## Problem requirements
Wherever a line below holds the word "alignment", copy that line.

## Source material

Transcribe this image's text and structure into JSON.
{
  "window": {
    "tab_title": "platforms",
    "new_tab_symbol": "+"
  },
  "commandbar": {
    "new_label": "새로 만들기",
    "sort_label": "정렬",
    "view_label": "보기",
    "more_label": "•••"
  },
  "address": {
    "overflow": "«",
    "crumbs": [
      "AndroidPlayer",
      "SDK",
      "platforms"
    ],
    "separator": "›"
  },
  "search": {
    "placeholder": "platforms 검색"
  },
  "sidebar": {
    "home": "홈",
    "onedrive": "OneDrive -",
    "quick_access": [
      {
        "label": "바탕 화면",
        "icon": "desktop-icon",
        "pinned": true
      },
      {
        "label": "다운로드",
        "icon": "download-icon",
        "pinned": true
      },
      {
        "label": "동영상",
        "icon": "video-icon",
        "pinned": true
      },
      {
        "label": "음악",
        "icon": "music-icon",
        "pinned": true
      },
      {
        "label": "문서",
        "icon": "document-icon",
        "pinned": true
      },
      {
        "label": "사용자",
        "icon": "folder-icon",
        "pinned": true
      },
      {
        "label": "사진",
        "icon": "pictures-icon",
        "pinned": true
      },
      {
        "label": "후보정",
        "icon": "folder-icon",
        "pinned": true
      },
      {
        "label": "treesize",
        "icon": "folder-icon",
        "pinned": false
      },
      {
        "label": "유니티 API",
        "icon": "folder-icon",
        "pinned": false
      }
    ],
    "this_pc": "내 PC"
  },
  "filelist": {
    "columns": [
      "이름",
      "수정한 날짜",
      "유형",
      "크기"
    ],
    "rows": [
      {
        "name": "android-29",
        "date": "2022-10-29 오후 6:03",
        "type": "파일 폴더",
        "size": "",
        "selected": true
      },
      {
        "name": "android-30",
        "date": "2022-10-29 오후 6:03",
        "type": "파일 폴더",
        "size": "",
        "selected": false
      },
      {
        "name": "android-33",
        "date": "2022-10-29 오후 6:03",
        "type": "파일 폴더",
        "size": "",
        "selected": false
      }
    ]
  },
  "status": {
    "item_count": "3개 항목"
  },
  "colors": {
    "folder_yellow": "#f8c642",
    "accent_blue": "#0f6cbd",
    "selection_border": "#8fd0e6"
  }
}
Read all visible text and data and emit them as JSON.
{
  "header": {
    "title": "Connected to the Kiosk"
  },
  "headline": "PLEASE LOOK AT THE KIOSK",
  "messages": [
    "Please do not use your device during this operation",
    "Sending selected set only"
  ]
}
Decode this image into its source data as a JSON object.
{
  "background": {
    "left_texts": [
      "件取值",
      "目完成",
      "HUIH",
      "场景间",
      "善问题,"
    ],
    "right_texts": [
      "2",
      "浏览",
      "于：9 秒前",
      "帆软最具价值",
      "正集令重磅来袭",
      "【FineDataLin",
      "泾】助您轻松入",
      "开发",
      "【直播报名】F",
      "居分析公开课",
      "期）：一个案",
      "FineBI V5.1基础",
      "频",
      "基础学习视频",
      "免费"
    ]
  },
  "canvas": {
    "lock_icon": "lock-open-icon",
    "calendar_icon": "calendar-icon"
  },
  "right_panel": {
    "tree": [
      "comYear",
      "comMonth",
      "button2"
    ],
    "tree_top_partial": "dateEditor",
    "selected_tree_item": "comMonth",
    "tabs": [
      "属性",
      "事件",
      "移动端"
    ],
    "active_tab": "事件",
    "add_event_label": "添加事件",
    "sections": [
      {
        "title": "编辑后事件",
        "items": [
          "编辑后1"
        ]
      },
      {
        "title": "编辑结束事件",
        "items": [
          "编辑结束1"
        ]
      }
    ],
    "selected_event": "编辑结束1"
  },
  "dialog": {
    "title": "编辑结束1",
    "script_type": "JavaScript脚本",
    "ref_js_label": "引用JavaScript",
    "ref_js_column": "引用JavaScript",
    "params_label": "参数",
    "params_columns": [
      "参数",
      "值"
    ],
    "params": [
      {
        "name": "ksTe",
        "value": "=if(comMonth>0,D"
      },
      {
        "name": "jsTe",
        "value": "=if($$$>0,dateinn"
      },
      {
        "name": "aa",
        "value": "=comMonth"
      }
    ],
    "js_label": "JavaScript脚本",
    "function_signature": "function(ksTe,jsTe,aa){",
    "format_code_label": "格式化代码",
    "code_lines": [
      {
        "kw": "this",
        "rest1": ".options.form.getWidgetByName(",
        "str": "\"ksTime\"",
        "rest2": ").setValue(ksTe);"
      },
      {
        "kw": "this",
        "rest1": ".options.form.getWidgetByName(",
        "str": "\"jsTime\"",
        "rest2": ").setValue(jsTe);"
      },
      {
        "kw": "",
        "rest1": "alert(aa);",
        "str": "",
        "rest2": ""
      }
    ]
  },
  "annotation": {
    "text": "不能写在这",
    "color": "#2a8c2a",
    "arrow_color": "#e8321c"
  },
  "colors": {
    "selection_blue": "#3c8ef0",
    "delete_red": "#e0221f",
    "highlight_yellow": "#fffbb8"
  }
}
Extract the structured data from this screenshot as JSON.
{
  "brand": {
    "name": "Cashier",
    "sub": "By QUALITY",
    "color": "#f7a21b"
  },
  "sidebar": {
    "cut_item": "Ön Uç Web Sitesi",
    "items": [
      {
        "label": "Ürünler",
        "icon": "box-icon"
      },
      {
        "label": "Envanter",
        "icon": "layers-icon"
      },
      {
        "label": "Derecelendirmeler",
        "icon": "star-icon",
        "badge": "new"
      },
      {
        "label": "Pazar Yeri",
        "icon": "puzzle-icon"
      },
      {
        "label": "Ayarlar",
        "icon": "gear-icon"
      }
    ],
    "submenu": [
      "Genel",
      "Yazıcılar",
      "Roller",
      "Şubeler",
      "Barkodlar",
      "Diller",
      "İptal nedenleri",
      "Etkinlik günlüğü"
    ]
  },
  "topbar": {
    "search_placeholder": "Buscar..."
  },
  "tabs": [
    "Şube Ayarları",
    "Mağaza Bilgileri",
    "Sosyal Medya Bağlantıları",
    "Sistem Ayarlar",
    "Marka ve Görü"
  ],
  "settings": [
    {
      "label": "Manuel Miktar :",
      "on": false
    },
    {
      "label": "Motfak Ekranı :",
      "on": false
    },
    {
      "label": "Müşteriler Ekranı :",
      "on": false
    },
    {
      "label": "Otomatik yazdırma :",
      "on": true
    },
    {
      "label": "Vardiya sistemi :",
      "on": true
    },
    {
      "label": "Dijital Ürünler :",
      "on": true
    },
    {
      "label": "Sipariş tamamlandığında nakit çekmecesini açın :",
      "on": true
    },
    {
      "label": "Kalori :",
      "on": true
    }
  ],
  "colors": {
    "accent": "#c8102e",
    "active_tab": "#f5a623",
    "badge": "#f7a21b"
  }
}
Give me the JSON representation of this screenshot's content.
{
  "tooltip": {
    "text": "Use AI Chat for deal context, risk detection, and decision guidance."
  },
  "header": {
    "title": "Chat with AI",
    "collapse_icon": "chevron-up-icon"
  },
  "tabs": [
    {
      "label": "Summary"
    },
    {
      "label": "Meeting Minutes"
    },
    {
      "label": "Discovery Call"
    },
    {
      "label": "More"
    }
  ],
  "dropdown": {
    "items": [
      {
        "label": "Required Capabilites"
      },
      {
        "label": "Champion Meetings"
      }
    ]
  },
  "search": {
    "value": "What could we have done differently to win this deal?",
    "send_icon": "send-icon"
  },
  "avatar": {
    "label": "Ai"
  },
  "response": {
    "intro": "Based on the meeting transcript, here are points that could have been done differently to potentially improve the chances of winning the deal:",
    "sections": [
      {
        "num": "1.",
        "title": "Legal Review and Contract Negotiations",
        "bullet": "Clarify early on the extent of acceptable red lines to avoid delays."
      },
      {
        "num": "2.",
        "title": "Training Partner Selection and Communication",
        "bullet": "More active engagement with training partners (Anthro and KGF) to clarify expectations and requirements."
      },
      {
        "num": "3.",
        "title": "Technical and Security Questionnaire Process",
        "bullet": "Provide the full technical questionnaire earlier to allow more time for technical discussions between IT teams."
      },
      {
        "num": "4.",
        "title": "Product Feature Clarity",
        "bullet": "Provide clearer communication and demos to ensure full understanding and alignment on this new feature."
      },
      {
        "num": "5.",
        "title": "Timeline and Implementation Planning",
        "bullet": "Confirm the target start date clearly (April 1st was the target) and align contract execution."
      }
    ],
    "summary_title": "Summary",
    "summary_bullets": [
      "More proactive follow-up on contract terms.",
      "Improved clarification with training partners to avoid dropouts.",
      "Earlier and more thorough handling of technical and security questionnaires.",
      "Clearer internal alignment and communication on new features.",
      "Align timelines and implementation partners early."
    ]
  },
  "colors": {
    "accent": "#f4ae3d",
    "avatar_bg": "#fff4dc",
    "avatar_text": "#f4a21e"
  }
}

## Answer below
        "bullet": "Provide clearer communication and demos to ensure full understanding and alignment on this new feature."
      "Clearer internal alignment and communication on new features.",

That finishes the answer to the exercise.